> **What you will do**
Search the listing below for the word "page" and copy each line that holds it.

> **The data**
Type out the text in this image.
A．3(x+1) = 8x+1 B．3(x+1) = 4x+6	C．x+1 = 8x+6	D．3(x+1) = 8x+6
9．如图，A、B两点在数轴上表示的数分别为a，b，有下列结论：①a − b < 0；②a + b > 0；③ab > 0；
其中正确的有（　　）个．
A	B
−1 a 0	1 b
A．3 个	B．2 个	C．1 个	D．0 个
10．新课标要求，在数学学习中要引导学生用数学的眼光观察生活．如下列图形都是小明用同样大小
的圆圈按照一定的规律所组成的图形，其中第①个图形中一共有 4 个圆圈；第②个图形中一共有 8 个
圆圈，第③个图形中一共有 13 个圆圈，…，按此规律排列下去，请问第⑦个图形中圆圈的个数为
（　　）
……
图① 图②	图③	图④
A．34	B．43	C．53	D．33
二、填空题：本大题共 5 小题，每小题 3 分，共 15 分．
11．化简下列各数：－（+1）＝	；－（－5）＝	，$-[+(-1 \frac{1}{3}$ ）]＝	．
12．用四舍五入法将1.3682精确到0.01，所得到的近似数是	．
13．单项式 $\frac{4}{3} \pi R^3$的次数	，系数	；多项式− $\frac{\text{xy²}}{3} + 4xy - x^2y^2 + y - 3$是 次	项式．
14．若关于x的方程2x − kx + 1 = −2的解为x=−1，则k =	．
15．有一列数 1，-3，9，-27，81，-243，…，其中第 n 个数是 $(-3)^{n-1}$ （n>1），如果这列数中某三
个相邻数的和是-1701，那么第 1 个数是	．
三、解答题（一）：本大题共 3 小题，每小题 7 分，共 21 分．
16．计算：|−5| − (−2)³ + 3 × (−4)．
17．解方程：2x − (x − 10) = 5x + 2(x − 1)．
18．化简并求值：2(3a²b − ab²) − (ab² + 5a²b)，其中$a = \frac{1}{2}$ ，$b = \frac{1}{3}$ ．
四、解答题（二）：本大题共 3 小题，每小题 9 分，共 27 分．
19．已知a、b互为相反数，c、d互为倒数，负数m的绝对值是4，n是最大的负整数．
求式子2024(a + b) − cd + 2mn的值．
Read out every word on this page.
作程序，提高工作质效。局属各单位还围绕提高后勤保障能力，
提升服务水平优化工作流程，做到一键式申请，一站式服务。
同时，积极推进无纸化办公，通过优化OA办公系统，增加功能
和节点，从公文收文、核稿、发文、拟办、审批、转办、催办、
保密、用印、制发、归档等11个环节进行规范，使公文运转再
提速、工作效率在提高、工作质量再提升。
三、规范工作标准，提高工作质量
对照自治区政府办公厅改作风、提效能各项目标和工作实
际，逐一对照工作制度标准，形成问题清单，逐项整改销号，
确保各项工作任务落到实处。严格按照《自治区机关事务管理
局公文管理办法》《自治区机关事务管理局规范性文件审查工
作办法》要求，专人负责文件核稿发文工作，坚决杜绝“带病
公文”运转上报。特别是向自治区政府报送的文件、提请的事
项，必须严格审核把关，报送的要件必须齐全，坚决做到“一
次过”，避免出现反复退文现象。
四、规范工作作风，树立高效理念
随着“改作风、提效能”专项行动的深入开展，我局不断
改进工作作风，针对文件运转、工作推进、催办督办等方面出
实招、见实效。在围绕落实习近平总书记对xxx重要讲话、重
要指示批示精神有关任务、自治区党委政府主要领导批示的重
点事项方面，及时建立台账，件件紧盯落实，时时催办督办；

==

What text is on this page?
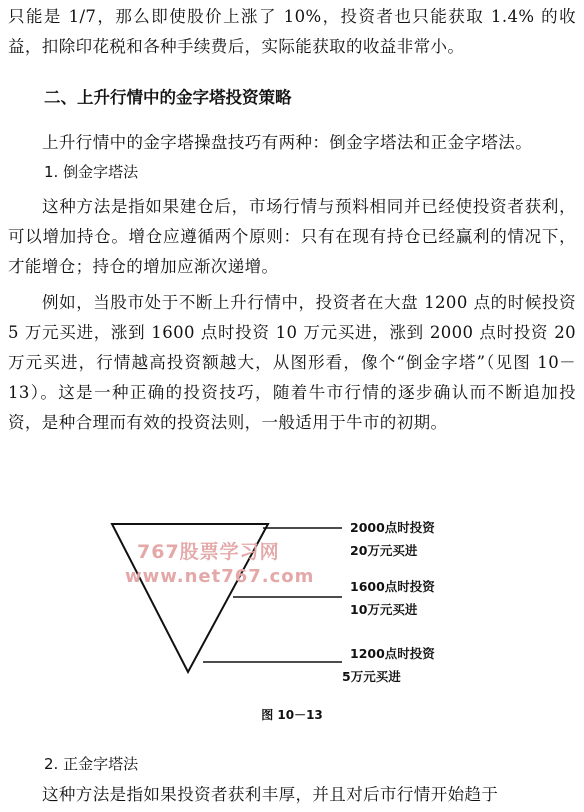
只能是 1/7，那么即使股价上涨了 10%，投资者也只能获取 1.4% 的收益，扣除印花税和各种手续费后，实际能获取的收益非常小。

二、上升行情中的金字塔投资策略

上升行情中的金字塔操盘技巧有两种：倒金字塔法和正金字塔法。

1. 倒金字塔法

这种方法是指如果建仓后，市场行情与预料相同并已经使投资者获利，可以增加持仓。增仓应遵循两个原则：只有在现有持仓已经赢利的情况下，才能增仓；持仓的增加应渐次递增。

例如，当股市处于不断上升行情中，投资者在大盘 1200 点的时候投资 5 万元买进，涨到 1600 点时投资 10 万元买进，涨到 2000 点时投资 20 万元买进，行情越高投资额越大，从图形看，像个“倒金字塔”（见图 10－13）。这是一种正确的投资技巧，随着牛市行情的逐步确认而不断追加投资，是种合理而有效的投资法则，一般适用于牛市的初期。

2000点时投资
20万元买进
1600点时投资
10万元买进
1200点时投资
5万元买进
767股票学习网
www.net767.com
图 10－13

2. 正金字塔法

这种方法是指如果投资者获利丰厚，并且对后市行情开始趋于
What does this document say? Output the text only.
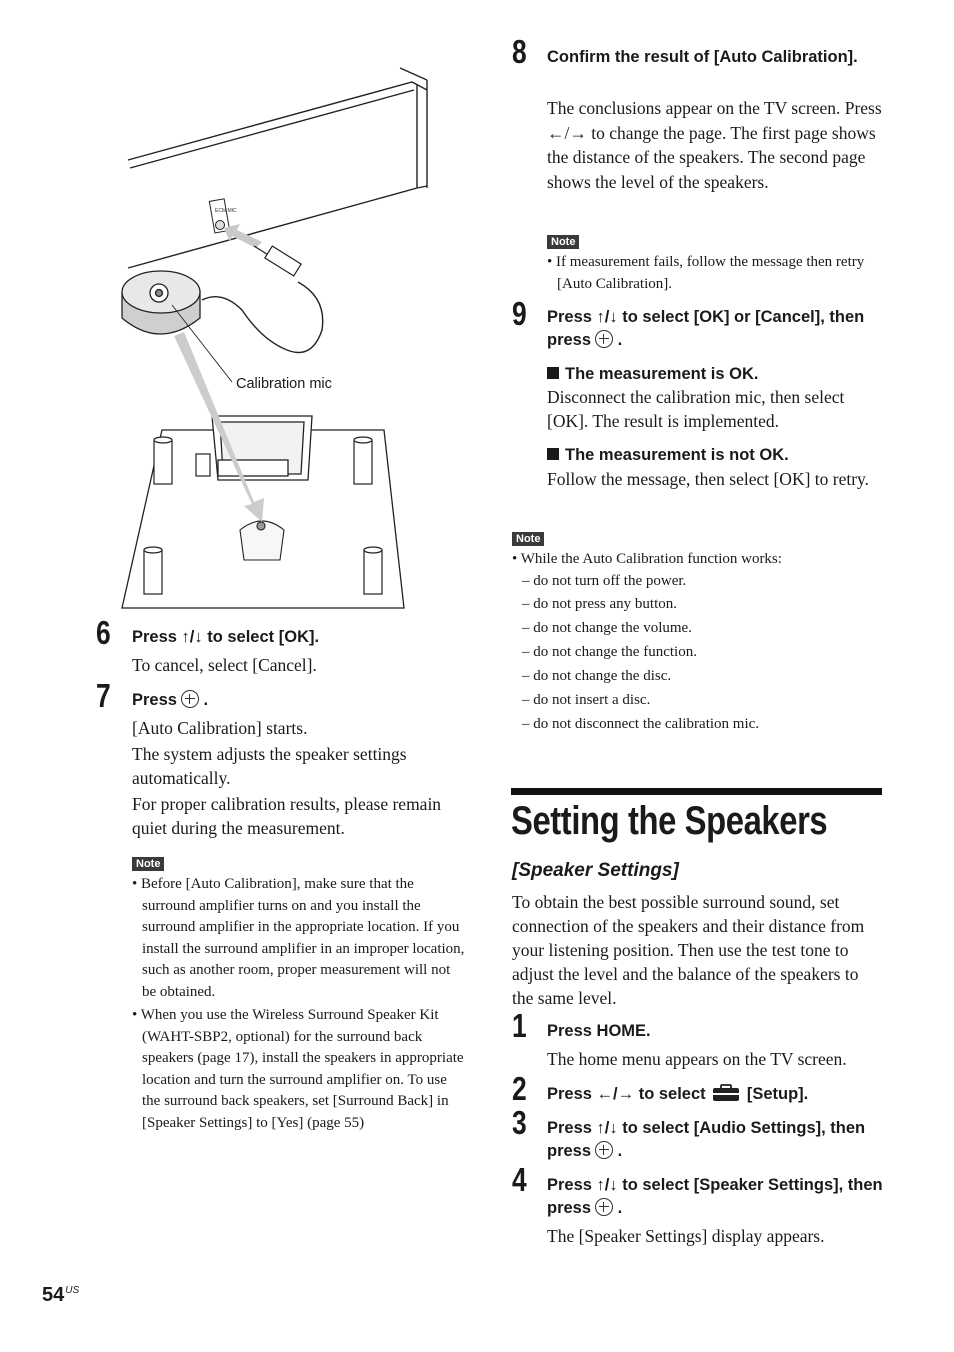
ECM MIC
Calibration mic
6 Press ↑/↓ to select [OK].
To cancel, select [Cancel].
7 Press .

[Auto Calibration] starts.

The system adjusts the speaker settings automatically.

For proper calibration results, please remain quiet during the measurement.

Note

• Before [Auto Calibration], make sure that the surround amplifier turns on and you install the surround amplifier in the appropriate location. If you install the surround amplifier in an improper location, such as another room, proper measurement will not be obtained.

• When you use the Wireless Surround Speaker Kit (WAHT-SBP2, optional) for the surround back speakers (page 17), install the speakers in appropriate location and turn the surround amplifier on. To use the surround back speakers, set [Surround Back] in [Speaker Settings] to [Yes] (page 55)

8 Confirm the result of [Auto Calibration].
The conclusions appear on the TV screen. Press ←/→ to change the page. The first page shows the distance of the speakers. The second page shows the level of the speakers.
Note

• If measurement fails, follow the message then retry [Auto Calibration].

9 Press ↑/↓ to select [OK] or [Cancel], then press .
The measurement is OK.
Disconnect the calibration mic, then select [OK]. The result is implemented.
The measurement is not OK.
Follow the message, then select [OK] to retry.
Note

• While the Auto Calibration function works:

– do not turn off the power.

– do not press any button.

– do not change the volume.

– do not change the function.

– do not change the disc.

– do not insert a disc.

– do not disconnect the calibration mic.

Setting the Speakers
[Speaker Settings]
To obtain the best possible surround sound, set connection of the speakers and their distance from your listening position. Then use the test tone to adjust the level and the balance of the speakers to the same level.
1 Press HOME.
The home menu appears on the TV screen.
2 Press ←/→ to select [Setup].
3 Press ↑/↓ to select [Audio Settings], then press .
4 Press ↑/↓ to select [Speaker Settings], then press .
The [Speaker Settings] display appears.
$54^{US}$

> **Solution to the exercise**
Read out every word on this page.
What text is on this page?
• When you use the Wireless Surround Speaker Kit (WAHT-SBP2, optional) for the surround back speakers (page 17), install the speakers in appropriate location and turn the surround amplifier on. To use the surround back speakers, set [Surround Back] in [Speaker Settings] to [Yes] (page 55)
The conclusions appear on the TV screen. Press ←/→ to change the page. The first page shows the distance of the speakers. The second page shows the level of the speakers.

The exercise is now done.